December 6, 2023 | Rome, Italy

Fa caldo

By |2018-03-21T18:45:07+01:00June 22nd, 2011|"In Cucina"|
The "free" beach at Cancelli, an hour from Rome. Photo by Eleonora Baldwin.
H

otter than July is no urban legend in Rome. Summer deals end, sales kick in, and restaurants and gourmet shops trim supplies preparation for the inevitable August vacation exodus. Throughout Europe, August is the month in which shop owners, businessmen, and restaurateurs managers take a time out. Many movie theaters are also close.

Though the traditional Rome exodus has slowed a bit in recent decades — some businesses now opt to stay open — travelers must be mindful of the ripple-effect shutdown. Summer in Rome is a quirky place. Be prepared. Stock up on updated restaurant guides and apps. Know summer hours and closing dates. And bring along summer-friendly paraphernalia. Two musts come to mind:

Canteen To be filled and refilled at one the city’s more than 2,500 iconic drinking fountains, known as nasoni. The water is cold, perfectly safe (it flows from nearby mountain springs) and free. Why spend euros on supermarket bottles (or worse, €2 on tiny bottles sold by vendors) when Rome’s water is among the best on the planet?

Wide-brimmed hat For the gents, possibly a Panama or a light Borsalino. For the ladies a “paglia fiorentina,” a straw hat that doesn’t have to have flowers and ribbons. Make sure they’re made from natural woven fibers so you can roll them up and rinse them under the fountains.

# [Extracted records]

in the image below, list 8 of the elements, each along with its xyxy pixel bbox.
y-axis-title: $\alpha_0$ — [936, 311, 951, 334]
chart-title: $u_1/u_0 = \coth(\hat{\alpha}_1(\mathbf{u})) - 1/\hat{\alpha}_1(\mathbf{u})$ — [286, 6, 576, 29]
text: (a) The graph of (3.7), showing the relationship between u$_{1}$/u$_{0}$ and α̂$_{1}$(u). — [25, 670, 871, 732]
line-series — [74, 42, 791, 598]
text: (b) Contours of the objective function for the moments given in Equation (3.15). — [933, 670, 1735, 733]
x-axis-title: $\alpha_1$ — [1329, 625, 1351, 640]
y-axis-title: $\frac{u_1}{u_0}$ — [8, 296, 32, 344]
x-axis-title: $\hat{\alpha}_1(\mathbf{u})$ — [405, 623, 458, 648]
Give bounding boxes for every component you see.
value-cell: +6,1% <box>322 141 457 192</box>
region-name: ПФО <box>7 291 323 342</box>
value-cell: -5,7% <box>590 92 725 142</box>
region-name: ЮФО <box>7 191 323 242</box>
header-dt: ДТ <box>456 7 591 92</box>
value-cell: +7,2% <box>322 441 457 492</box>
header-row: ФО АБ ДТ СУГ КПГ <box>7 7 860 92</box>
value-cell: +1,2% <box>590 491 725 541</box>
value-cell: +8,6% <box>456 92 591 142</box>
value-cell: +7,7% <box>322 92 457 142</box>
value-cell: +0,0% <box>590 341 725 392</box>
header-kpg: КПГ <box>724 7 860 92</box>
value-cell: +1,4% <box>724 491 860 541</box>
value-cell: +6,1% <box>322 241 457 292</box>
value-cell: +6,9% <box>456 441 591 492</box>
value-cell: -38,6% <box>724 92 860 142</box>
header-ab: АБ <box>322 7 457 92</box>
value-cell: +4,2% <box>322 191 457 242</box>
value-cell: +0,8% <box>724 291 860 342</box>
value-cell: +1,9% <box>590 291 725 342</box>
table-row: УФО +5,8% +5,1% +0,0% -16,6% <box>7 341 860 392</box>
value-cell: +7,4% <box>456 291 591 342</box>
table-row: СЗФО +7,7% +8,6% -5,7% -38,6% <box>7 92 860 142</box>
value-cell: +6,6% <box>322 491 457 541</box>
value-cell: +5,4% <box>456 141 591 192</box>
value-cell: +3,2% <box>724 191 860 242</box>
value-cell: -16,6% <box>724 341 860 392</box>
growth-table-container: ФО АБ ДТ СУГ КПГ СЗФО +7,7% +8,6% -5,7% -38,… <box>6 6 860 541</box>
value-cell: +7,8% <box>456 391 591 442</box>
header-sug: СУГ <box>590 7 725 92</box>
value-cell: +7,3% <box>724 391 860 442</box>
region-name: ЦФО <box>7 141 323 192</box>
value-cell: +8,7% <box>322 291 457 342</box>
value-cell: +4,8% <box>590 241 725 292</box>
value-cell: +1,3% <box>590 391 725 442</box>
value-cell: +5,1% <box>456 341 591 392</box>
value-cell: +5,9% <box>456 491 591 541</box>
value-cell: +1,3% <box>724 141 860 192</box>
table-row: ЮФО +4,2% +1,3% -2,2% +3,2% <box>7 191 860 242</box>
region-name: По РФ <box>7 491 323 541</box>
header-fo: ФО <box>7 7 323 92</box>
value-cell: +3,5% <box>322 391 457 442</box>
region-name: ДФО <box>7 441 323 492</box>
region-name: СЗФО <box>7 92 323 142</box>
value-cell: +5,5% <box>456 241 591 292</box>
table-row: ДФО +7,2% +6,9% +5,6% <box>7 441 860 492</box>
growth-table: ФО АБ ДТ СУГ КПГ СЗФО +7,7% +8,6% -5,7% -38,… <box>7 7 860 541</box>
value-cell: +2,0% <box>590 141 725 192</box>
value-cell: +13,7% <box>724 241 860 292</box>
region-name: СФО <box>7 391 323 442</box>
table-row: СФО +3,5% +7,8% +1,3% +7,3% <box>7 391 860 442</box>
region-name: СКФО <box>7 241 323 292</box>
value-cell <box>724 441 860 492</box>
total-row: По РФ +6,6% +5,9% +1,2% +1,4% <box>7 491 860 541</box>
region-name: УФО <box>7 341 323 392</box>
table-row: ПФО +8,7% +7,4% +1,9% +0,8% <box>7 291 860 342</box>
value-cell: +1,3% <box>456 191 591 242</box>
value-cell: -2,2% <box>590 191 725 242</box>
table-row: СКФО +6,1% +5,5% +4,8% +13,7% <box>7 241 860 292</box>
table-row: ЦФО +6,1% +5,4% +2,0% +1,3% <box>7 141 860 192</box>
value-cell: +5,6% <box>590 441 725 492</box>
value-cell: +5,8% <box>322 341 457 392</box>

# [Problems]
#1 Can you sum up the piece on summer in Rome in two sentences?
#2 Could you write out, word for word, the stretch of the piece on summer in Rome from "December 6, 2023" through "by Eleonora Baldwin."?

# [Solutions to the tasks]
#1 Rome is very hot in summer, and in August many shop owners, businessmen, and restaurateurs across Europe take time off, so travelers should know summer hours and closing dates even though some businesses now stay open. The piece recommends bringing a canteen to refill at the city's more than 2,500 free drinking fountains, known as nasoni, and a wide-brimmed hat made from natural woven fibers.

#2
December 6, 2023 | Rome, Italy

Fa caldo

By |2018-03-21T18:45:07+01:00June 22nd, 2011|"In Cucina"|
The "free" beach at Cancelli, an hour from Rome. Photo by Eleonora Baldwin.